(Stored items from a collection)
+-------+
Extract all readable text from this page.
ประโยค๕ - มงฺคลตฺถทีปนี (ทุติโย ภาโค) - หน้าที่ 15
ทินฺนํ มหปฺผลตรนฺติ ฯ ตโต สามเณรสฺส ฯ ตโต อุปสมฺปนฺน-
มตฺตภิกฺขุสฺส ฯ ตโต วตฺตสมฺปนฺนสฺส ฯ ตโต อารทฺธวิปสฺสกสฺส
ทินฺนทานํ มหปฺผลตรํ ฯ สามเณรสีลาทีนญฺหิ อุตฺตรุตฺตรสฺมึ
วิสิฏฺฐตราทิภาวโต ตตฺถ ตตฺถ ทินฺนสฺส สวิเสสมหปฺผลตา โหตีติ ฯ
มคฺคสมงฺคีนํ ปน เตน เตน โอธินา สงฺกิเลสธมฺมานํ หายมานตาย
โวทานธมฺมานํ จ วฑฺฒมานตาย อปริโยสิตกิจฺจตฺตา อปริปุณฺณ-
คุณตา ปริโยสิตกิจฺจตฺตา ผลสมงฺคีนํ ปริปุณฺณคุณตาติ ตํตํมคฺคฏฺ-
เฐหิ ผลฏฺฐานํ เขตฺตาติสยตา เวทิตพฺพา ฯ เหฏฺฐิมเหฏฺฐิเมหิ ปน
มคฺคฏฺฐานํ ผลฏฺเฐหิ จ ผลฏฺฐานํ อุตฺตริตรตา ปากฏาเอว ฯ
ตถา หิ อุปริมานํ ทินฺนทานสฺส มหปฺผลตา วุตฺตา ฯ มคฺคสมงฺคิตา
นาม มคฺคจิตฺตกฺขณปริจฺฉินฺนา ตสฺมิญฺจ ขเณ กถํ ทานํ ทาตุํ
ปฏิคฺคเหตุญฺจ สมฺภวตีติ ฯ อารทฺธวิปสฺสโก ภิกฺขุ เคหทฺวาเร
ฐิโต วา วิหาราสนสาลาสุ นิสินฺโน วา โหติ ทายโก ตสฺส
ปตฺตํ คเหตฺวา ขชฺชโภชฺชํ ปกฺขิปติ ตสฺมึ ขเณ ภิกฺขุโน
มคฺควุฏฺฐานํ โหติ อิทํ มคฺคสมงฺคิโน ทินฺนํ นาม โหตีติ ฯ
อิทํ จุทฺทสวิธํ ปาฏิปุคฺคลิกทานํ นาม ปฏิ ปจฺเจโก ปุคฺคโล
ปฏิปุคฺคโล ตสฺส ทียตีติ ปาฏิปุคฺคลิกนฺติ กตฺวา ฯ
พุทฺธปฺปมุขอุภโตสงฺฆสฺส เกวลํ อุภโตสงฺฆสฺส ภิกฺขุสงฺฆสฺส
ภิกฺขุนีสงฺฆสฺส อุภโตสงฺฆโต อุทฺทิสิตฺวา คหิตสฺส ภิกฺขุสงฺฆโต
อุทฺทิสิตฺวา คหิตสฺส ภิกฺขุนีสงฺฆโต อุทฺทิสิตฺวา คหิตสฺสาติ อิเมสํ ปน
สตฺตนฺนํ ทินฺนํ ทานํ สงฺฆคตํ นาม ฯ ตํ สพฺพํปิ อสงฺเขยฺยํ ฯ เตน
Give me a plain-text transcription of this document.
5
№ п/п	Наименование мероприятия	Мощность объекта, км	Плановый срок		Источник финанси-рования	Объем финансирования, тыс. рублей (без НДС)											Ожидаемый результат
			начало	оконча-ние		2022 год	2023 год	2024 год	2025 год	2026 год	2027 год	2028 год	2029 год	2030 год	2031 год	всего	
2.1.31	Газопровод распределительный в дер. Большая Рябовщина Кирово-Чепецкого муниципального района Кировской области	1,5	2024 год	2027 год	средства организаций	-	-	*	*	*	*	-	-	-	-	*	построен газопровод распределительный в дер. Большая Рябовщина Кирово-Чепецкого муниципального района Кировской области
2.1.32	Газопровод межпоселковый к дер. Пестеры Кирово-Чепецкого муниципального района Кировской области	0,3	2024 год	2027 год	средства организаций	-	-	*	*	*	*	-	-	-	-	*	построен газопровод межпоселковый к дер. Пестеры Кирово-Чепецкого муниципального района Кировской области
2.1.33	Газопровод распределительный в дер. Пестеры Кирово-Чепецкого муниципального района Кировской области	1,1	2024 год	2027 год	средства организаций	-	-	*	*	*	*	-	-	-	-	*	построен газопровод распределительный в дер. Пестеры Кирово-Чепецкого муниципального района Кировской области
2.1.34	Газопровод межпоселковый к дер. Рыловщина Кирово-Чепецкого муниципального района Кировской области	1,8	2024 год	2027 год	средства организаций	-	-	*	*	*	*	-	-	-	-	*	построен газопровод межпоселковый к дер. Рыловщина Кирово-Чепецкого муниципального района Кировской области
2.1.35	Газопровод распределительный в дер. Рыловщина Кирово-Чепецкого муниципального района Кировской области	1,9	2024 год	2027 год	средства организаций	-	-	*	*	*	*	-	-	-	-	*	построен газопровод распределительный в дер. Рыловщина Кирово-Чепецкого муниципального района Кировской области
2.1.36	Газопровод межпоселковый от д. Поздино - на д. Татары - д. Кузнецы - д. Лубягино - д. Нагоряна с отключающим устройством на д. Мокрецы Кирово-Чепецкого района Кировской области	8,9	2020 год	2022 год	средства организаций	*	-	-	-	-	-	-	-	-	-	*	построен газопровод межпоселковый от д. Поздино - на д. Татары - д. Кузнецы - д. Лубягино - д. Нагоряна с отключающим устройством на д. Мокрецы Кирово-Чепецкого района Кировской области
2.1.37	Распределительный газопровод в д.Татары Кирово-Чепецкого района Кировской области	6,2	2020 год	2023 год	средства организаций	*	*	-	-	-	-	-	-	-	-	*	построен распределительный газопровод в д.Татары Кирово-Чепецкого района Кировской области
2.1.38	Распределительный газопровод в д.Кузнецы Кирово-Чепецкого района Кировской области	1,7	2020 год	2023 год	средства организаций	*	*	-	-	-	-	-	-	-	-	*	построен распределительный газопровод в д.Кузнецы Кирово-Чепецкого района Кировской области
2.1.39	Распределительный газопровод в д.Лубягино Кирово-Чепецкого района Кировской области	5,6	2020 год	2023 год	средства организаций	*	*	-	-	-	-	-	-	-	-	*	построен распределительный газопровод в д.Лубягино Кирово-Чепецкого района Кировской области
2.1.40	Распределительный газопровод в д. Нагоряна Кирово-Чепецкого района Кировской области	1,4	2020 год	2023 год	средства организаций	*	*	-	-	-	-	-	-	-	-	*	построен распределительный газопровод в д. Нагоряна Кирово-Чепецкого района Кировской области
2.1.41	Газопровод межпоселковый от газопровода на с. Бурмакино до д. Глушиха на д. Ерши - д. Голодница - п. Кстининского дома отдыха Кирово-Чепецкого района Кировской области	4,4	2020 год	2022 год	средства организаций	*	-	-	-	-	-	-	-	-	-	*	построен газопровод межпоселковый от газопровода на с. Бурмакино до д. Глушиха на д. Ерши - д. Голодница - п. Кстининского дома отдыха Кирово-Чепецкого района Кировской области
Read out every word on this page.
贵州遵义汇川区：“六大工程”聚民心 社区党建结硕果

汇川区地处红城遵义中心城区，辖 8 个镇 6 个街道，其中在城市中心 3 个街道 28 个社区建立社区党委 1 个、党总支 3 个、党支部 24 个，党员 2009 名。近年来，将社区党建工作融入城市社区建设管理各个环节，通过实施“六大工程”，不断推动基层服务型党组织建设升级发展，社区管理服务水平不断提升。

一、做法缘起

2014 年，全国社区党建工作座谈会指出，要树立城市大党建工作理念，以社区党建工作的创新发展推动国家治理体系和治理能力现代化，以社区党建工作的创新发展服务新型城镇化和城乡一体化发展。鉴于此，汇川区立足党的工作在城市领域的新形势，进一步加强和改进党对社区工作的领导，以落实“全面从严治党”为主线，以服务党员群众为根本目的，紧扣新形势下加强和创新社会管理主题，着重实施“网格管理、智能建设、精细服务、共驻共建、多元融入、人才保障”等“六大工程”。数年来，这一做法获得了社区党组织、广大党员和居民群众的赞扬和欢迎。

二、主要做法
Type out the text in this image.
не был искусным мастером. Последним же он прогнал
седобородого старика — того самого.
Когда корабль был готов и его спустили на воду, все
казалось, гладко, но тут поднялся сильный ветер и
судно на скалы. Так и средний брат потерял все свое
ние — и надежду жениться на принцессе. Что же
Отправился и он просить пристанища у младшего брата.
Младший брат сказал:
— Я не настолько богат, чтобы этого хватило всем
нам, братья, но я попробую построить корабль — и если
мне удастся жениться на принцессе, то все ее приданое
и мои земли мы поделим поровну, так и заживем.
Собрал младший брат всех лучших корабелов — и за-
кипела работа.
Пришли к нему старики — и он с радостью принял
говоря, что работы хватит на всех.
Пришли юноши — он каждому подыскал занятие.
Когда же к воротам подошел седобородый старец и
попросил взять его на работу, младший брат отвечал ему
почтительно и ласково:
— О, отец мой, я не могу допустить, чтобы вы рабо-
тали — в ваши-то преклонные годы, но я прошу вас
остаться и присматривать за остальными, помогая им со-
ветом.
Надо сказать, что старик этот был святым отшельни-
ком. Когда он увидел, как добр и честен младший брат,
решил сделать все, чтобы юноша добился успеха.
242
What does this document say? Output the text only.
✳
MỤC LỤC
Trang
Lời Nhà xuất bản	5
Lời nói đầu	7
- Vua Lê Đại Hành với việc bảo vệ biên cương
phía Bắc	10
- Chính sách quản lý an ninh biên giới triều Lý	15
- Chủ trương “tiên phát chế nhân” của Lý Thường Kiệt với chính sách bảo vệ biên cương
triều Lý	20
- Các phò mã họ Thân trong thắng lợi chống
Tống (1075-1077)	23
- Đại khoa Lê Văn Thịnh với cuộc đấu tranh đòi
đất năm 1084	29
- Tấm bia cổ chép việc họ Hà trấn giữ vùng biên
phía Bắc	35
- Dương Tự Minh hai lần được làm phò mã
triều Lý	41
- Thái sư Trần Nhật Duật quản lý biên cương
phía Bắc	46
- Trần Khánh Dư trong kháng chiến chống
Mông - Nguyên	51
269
+-------+
- WORK TO COMPLETE: Reproduce exactly the line that holds "What does this", then every line after it, ending with the final line of the records above.

- FULL OUTPUT:
What does this document say? Output the text only.
✳
MỤC LỤC
Trang
Lời Nhà xuất bản	5
Lời nói đầu	7
- Vua Lê Đại Hành với việc bảo vệ biên cương
phía Bắc	10
- Chính sách quản lý an ninh biên giới triều Lý	15
- Chủ trương “tiên phát chế nhân” của Lý Thường Kiệt với chính sách bảo vệ biên cương
triều Lý	20
- Các phò mã họ Thân trong thắng lợi chống
Tống (1075-1077)	23
- Đại khoa Lê Văn Thịnh với cuộc đấu tranh đòi
đất năm 1084	29
- Tấm bia cổ chép việc họ Hà trấn giữ vùng biên
phía Bắc	35
- Dương Tự Minh hai lần được làm phò mã
triều Lý	41
- Thái sư Trần Nhật Duật quản lý biên cương
phía Bắc	46
- Trần Khánh Dư trong kháng chiến chống
Mông - Nguyên	51
269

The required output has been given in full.